>> Start Dataset

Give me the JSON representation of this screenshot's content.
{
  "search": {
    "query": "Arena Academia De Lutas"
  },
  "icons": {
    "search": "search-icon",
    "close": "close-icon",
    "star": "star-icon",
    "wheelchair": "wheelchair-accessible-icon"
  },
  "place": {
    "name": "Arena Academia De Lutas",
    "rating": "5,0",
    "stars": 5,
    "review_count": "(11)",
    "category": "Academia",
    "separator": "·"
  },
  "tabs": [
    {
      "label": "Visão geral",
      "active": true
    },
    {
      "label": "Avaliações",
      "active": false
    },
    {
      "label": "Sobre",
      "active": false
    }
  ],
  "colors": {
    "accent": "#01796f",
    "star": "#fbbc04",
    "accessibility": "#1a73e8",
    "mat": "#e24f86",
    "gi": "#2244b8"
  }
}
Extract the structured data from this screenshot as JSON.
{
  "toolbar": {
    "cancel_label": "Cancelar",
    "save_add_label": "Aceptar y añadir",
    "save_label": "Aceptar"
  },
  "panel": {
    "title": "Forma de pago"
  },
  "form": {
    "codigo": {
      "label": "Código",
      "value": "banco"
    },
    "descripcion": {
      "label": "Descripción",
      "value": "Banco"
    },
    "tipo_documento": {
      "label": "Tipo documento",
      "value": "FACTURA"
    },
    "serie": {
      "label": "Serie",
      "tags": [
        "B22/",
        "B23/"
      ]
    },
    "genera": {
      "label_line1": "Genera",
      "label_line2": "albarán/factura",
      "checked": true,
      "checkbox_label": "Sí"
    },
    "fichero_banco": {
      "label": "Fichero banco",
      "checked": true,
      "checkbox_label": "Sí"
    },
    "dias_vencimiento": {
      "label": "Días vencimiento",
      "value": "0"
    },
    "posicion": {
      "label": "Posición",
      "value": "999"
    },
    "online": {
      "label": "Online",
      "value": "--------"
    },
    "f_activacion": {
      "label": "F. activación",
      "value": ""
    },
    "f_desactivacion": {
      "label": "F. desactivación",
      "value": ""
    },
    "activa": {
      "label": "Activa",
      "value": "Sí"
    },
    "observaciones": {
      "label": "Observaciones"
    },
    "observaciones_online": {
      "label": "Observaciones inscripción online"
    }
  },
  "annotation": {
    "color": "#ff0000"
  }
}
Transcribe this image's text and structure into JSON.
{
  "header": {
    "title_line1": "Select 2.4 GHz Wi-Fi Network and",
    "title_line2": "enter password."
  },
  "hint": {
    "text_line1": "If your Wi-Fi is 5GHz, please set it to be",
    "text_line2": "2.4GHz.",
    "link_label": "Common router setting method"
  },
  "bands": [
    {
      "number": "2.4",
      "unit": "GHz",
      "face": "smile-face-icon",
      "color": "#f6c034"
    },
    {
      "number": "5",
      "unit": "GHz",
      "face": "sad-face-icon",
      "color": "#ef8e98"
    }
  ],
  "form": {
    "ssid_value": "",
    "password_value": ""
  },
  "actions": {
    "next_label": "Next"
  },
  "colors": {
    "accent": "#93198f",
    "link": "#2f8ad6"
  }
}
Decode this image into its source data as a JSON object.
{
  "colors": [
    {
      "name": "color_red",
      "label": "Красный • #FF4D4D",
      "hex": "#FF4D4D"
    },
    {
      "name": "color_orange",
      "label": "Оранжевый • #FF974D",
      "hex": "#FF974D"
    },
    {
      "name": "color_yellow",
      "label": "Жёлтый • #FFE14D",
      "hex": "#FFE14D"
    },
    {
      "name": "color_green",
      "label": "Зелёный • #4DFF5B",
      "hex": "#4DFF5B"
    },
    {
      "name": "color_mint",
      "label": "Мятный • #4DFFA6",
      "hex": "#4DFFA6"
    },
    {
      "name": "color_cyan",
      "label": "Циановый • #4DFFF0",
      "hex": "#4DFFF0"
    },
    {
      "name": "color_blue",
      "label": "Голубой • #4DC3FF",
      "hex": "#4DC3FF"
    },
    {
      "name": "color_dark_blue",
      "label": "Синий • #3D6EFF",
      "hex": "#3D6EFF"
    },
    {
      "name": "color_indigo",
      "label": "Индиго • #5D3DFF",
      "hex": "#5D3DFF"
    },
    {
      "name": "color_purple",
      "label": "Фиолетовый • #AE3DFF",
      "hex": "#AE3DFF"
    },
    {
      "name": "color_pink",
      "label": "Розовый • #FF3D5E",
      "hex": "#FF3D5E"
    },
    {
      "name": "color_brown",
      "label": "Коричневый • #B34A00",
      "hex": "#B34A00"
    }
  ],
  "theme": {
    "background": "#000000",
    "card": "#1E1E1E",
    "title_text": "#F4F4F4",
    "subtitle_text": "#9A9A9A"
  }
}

>> End Dataset

## Brief
Reproduce all of the material above word for word.

## Response for this exercise
Give me the JSON representation of this screenshot's content.
{
  "search": {
    "query": "Arena Academia De Lutas"
  },
  "icons": {
    "search": "search-icon",
    "close": "close-icon",
    "star": "star-icon",
    "wheelchair": "wheelchair-accessible-icon"
  },
  "place": {
    "name": "Arena Academia De Lutas",
    "rating": "5,0",
    "stars": 5,
    "review_count": "(11)",
    "category": "Academia",
    "separator": "·"
  },
  "tabs": [
    {
      "label": "Visão geral",
      "active": true
    },
    {
      "label": "Avaliações",
      "active": false
    },
    {
      "label": "Sobre",
      "active": false
    }
  ],
  "colors": {
    "accent": "#01796f",
    "star": "#fbbc04",
    "accessibility": "#1a73e8",
    "mat": "#e24f86",
    "gi": "#2244b8"
  }
}
Extract the structured data from this screenshot as JSON.
{
  "toolbar": {
    "cancel_label": "Cancelar",
    "save_add_label": "Aceptar y añadir",
    "save_label": "Aceptar"
  },
  "panel": {
    "title": "Forma de pago"
  },
  "form": {
    "codigo": {
      "label": "Código",
      "value": "banco"
    },
    "descripcion": {
      "label": "Descripción",
      "value": "Banco"
    },
    "tipo_documento": {
      "label": "Tipo documento",
      "value": "FACTURA"
    },
    "serie": {
      "label": "Serie",
      "tags": [
        "B22/",
        "B23/"
      ]
    },
    "genera": {
      "label_line1": "Genera",
      "label_line2": "albarán/factura",
      "checked": true,
      "checkbox_label": "Sí"
    },
    "fichero_banco": {
      "label": "Fichero banco",
      "checked": true,
      "checkbox_label": "Sí"
    },
    "dias_vencimiento": {
      "label": "Días vencimiento",
      "value": "0"
    },
    "posicion": {
      "label": "Posición",
      "value": "999"
    },
    "online": {
      "label": "Online",
      "value": "--------"
    },
    "f_activacion": {
      "label": "F. activación",
      "value": ""
    },
    "f_desactivacion": {
      "label": "F. desactivación",
      "value": ""
    },
    "activa": {
      "label": "Activa",
      "value": "Sí"
    },
    "observaciones": {
      "label": "Observaciones"
    },
    "observaciones_online": {
      "label": "Observaciones inscripción online"
    }
  },
  "annotation": {
    "color": "#ff0000"
  }
}
Transcribe this image's text and structure into JSON.
{
  "header": {
    "title_line1": "Select 2.4 GHz Wi-Fi Network and",
    "title_line2": "enter password."
  },
  "hint": {
    "text_line1": "If your Wi-Fi is 5GHz, please set it to be",
    "text_line2": "2.4GHz.",
    "link_label": "Common router setting method"
  },
  "bands": [
    {
      "number": "2.4",
      "unit": "GHz",
      "face": "smile-face-icon",
      "color": "#f6c034"
    },
    {
      "number": "5",
      "unit": "GHz",
      "face": "sad-face-icon",
      "color": "#ef8e98"
    }
  ],
  "form": {
    "ssid_value": "",
    "password_value": ""
  },
  "actions": {
    "next_label": "Next"
  },
  "colors": {
    "accent": "#93198f",
    "link": "#2f8ad6"
  }
}
Decode this image into its source data as a JSON object.
{
  "colors": [
    {
      "name": "color_red",
      "label": "Красный • #FF4D4D",
      "hex": "#FF4D4D"
    },
    {
      "name": "color_orange",
      "label": "Оранжевый • #FF974D",
      "hex": "#FF974D"
    },
    {
      "name": "color_yellow",
      "label": "Жёлтый • #FFE14D",
      "hex": "#FFE14D"
    },
    {
      "name": "color_green",
      "label": "Зелёный • #4DFF5B",
      "hex": "#4DFF5B"
    },
    {
      "name": "color_mint",
      "label": "Мятный • #4DFFA6",
      "hex": "#4DFFA6"
    },
    {
      "name": "color_cyan",
      "label": "Циановый • #4DFFF0",
      "hex": "#4DFFF0"
    },
    {
      "name": "color_blue",
      "label": "Голубой • #4DC3FF",
      "hex": "#4DC3FF"
    },
    {
      "name": "color_dark_blue",
      "label": "Синий • #3D6EFF",
      "hex": "#3D6EFF"
    },
    {
      "name": "color_indigo",
      "label": "Индиго • #5D3DFF",
      "hex": "#5D3DFF"
    },
    {
      "name": "color_purple",
      "label": "Фиолетовый • #AE3DFF",
      "hex": "#AE3DFF"
    },
    {
      "name": "color_pink",
      "label": "Розовый • #FF3D5E",
      "hex": "#FF3D5E"
    },
    {
      "name": "color_brown",
      "label": "Коричневый • #B34A00",
      "hex": "#B34A00"
    }
  ],
  "theme": {
    "background": "#000000",
    "card": "#1E1E1E",
    "title_text": "#F4F4F4",
    "subtitle_text": "#9A9A9A"
  }
}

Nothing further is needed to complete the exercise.